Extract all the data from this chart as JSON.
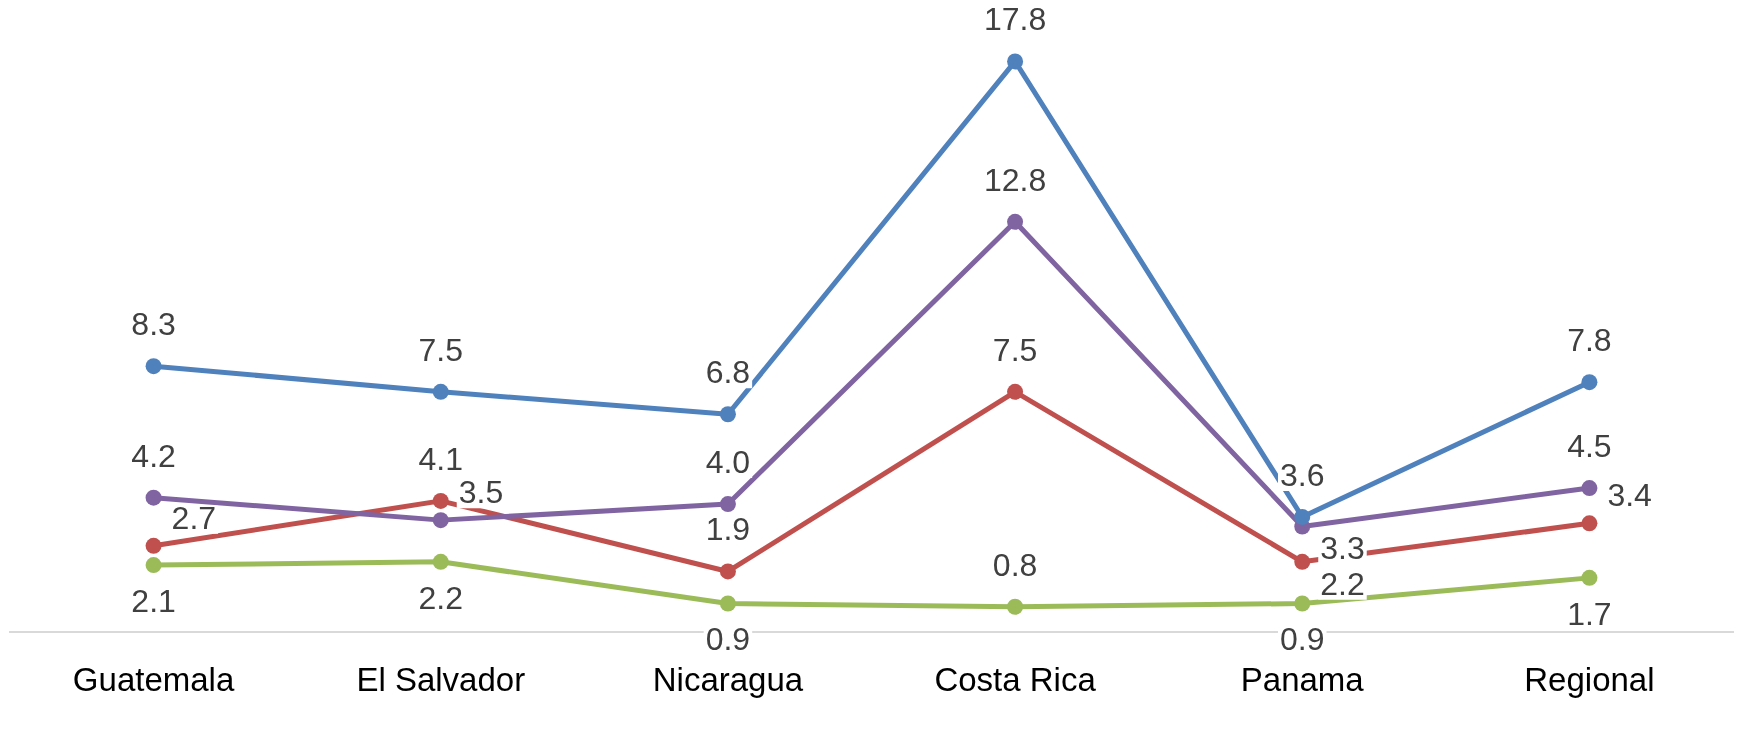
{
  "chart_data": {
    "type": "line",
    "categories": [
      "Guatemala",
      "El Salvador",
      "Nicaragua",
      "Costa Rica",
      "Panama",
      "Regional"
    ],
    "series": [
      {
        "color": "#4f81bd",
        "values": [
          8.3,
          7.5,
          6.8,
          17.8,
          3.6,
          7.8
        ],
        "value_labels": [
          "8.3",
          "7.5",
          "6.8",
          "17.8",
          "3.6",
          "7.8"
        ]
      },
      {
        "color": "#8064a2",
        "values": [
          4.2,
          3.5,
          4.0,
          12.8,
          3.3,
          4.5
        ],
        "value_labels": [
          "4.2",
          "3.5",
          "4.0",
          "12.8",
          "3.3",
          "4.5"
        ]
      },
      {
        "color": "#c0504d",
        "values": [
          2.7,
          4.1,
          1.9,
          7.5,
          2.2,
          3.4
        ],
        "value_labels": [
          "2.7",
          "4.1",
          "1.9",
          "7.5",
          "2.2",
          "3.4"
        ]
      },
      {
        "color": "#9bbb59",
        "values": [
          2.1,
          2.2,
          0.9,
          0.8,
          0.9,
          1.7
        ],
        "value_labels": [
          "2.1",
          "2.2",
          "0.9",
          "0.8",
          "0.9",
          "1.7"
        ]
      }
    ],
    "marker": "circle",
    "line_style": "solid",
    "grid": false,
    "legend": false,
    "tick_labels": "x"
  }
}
##############################
» **SET TASK**
Gather up the lines containing the word "color" from these records and copy them.

» **TASK ANSWER**
        "color": "#4f81bd",
        "color": "#8064a2",
        "color": "#c0504d",
        "color": "#9bbb59",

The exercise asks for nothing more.